Folgendes bearbeiten =>
a - Stimmen die Aussagen (i) bis (iii) mit dem Auszug über Synthwave überein? Antworten Sie jeweils mit Ja oder Nein und zitieren Sie die ausschlaggebenden Worte wörtlich.
(i) Synthwave ist ein weit verbreitetes Massen-Genre.
(ii) Die Musik ist stark von Videospiel- und Film-Soundtracks der Achtziger beeinflusst.
(iii) Die Künstler entwerfen rund um ihre Musik eigene Universen.
b - Beantworten Sie bitte anhand des Auszugs über Synthwave kurz die folgenden Fragen:
(i) Aus welchen Jahren stammt die „neue“ Definition von Synthwave?
(ii) Mit welchen Ideen spielen die Künstler thematisch gerne?
(iii) Womit beschäftigen sich die Künstler zum Teil außerdem?
c - Wiederholen Sie aus dem Auszug über Synthwave den Abschnitt von „Synthwave ist, der“ bis einschließlich „Cyberpunk-Elementen oder Okkultismus.“ Wort für Wort.

Auszug =>
Synthwave ist, der “neuen” Definition aus den 2000er-Jahren nach, ein relativ kleines Nischen-Genre — zumindest was die Verbreitung angeht: Musikalisch mit großen Einflüssen von Videospiel- und Film-Soundtracks der Achtziger, spielen die Künstler thematisch gerne mit Retro-SciFi-Ideen, also mit Science-Fiction aus dem Blick des Jahrzehnts, in dem die Heimcomputer massenhaft Einzug in die Haushalte hielten. Um ihre auf alt getrimmte Synthesizer-Musik herum bauen sie eigene (gerne dystopische) Universen und Stories auf und beschäftigen sich dabei zum Teil auch mit Cyberpunk-Elementen oder Okkultismus.

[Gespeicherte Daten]

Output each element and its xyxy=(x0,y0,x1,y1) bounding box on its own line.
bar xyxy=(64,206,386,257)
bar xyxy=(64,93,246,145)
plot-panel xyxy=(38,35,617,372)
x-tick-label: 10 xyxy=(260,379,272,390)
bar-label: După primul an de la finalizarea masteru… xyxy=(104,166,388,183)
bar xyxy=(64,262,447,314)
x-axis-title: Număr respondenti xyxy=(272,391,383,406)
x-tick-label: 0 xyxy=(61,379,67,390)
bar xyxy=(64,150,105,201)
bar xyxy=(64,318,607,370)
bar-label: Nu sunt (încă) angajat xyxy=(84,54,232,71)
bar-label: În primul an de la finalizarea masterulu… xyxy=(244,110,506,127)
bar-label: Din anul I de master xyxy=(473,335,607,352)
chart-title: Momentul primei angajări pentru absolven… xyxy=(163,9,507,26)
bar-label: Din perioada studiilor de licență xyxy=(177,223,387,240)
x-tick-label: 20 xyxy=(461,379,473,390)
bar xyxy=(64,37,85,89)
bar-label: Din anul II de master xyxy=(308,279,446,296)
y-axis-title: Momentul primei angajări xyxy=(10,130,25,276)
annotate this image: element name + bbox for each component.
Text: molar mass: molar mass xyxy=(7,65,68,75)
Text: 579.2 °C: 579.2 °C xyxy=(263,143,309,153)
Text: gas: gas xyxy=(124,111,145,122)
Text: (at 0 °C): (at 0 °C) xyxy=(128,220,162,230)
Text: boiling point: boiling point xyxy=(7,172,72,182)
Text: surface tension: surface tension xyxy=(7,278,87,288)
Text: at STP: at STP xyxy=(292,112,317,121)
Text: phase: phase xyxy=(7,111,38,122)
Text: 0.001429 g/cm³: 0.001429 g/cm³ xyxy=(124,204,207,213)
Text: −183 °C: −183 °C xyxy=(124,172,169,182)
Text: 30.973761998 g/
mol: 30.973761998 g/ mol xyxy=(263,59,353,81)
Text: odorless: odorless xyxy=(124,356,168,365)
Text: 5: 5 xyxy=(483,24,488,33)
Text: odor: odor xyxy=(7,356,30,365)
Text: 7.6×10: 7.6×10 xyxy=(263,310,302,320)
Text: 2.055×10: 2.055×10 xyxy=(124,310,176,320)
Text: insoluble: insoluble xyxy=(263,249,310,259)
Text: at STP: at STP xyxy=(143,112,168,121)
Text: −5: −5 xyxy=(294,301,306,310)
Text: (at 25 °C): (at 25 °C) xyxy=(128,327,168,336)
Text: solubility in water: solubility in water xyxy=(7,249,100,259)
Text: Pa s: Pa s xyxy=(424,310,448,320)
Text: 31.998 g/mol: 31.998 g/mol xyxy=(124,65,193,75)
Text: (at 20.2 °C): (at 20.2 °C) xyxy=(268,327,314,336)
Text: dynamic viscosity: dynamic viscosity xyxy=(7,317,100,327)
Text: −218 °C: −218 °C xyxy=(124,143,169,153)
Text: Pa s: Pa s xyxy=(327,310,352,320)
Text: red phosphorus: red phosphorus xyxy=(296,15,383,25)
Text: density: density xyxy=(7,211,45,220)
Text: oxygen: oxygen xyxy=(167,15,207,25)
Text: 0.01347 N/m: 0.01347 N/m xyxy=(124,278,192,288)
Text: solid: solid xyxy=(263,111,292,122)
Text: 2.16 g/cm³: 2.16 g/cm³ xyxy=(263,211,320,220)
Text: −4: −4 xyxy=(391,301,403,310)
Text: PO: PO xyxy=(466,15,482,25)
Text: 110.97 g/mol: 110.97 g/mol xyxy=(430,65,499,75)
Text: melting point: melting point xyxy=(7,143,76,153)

Die Antworten =>
a -
(i) Nein: „ein relativ kleines Nischen-Genre — zumindest was die Verbreitung angeht“
(ii) Ja: „mit großen Einflüssen von Videospiel- und Film-Soundtracks der Achtziger“
(iii) Ja: „bauen sie eigene (gerne dystopische) Universen und Stories auf“

b -
(i) Aus den 2000er-Jahren.
(ii) Mit Retro-SciFi-Ideen.
(iii) Mit Cyberpunk-Elementen oder Okkultismus.

c -
Synthwave ist, der “neuen” Definition aus den 2000er-Jahren nach, ein relativ kleines Nischen-Genre — zumindest was die Verbreitung angeht: Musikalisch mit großen Einflüssen von Videospiel- und Film-Soundtracks der Achtziger, spielen die Künstler thematisch gerne mit Retro-SciFi-Ideen, also mit Science-Fiction aus dem Blick des Jahrzehnts, in dem die Heimcomputer massenhaft Einzug in die Haushalte hielten. Um ihre auf alt getrimmte Synthesizer-Musik herum bauen sie eigene (gerne dystopische) Universen und Stories auf und beschäftigen sich dabei zum Teil auch mit Cyberpunk-Elementen oder Okkultismus.